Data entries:
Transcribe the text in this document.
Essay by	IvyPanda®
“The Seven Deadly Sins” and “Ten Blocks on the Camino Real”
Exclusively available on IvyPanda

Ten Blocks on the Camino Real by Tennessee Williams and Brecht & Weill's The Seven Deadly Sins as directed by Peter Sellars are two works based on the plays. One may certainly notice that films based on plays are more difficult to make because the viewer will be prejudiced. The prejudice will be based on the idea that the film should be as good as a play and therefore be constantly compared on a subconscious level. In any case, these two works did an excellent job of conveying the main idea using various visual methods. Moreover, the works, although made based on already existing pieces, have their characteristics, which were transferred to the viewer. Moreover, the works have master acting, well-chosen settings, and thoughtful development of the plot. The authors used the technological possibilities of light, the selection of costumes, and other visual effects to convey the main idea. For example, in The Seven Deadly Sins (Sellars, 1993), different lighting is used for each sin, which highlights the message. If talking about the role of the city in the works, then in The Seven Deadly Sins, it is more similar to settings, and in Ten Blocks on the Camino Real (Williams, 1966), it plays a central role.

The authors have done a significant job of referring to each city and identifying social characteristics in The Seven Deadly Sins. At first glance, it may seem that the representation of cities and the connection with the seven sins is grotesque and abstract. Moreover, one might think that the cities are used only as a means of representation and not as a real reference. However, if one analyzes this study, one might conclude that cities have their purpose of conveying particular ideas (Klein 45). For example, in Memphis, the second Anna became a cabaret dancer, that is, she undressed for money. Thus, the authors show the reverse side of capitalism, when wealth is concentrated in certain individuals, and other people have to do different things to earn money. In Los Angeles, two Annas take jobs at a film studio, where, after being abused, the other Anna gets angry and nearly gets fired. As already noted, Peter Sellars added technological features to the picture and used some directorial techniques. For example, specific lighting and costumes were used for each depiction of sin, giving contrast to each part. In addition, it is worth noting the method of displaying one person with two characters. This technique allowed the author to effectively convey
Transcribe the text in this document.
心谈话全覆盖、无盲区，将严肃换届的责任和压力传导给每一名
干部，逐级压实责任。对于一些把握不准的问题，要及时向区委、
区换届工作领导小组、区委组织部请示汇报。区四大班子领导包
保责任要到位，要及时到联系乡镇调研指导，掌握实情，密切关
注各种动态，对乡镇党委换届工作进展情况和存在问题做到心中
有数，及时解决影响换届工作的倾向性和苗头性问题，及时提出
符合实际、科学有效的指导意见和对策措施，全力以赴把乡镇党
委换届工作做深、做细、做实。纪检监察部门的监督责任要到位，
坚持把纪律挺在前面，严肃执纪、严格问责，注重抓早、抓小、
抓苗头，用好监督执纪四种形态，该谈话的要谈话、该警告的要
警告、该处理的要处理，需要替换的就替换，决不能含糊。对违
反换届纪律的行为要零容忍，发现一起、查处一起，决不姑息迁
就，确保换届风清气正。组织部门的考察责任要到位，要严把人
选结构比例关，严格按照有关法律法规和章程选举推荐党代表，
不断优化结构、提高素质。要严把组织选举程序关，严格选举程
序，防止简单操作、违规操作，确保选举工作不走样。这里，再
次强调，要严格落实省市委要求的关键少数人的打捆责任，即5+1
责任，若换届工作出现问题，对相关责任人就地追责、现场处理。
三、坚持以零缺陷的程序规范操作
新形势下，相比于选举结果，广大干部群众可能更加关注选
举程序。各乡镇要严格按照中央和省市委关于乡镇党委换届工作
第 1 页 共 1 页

EXERCISE BRIEF: Within the data above, pick out all lines holding the word "IvyPanda".

WRITTEN REPLY:
Essay by	IvyPanda®
Exclusively available on IvyPanda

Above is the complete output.